## [WHAT NEEDS TO BE DONE]
Locate each line below that includes "Synthesized" and reproduce it.

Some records
________
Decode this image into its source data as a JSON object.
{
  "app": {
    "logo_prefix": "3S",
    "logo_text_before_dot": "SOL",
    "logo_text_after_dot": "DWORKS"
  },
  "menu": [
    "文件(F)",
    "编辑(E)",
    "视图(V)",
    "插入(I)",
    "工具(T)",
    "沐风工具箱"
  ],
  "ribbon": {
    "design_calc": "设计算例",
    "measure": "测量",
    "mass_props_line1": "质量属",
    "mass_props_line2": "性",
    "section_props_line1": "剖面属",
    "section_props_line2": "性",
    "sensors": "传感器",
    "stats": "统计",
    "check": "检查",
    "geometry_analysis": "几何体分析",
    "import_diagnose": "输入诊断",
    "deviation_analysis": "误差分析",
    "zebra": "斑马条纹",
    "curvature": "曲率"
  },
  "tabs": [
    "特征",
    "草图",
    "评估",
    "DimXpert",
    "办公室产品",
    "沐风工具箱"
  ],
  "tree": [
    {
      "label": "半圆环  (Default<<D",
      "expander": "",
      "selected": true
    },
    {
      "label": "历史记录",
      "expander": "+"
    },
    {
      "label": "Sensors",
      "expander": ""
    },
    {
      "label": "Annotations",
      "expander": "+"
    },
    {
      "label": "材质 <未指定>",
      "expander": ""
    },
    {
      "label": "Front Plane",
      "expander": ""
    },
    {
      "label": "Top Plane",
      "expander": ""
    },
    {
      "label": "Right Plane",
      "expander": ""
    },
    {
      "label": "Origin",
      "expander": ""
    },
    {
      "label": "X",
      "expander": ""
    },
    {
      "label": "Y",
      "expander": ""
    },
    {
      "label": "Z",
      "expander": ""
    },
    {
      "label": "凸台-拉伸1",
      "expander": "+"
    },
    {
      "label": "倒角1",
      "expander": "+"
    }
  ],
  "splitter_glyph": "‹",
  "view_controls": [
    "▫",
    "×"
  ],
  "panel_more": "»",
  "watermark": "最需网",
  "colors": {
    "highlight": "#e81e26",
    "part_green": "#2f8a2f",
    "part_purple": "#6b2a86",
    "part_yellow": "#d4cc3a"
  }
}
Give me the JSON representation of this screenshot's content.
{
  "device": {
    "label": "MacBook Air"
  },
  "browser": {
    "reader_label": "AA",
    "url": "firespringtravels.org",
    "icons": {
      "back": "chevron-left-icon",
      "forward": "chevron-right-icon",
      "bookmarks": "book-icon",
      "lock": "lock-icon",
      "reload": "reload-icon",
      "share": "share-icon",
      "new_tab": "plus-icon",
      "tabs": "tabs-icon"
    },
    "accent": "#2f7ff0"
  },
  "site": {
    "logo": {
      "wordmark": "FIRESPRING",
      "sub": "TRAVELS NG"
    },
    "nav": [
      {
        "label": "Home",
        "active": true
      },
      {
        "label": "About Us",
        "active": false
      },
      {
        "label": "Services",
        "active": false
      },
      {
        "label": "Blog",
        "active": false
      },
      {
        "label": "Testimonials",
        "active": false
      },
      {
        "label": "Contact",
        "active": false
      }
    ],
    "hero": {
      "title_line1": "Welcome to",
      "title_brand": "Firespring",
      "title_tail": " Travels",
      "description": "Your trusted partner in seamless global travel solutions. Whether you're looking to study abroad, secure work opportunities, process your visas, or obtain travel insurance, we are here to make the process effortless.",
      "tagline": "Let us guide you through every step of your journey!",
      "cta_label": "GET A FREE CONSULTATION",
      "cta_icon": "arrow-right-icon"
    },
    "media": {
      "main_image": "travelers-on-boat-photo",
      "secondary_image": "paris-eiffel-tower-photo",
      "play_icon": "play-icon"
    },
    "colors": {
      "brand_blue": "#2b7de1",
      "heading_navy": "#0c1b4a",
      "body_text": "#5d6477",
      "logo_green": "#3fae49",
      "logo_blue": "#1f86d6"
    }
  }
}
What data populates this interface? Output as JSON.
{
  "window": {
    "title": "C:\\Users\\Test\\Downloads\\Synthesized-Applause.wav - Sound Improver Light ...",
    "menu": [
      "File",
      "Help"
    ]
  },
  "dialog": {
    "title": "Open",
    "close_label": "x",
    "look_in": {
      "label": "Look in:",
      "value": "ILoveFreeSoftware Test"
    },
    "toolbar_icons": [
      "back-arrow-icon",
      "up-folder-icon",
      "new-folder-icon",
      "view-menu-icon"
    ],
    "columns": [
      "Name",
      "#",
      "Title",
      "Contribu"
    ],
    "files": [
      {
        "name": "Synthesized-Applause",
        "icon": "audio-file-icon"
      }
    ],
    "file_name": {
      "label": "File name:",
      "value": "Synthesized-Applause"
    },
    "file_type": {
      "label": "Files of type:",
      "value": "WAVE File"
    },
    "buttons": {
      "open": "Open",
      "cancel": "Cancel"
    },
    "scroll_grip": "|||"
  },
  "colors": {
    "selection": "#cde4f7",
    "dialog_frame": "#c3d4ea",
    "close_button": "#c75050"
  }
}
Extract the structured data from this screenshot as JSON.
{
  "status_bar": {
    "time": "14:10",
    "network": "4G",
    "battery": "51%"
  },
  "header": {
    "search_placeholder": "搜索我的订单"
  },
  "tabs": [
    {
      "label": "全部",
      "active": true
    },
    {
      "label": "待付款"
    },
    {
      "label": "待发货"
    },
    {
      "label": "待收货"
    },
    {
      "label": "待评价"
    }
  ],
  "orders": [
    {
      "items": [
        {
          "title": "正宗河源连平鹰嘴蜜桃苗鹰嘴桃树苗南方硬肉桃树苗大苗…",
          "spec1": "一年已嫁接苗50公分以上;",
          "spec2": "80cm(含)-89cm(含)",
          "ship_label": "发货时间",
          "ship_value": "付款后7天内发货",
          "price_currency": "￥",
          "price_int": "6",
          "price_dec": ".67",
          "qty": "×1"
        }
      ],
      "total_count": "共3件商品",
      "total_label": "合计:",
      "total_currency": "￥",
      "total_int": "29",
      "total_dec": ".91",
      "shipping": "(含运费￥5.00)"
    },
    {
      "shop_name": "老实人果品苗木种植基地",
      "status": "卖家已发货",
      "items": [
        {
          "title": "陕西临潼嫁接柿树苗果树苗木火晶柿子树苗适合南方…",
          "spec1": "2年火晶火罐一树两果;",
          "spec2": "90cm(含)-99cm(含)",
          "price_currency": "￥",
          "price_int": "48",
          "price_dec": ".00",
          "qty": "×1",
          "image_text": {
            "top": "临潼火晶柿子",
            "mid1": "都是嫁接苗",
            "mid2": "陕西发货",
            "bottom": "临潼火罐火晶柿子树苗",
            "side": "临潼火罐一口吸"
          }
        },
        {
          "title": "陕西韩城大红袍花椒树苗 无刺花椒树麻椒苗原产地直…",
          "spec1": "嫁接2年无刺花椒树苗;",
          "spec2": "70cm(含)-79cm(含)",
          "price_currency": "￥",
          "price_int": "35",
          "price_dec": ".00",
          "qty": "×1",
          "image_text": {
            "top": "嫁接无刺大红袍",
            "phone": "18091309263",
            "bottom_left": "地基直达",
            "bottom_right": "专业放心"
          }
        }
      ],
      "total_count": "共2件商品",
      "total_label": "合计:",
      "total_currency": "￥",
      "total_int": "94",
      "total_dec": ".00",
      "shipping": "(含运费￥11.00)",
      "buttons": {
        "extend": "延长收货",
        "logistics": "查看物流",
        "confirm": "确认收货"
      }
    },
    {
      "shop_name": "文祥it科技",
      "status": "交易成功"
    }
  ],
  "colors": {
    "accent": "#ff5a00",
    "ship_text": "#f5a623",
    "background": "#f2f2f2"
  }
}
________
## [RESULT OF THE TASK]
    "title": "C:\\Users\\Test\\Downloads\\Synthesized-Applause.wav - Sound Improver Light ...",
        "name": "Synthesized-Applause",
      "value": "Synthesized-Applause"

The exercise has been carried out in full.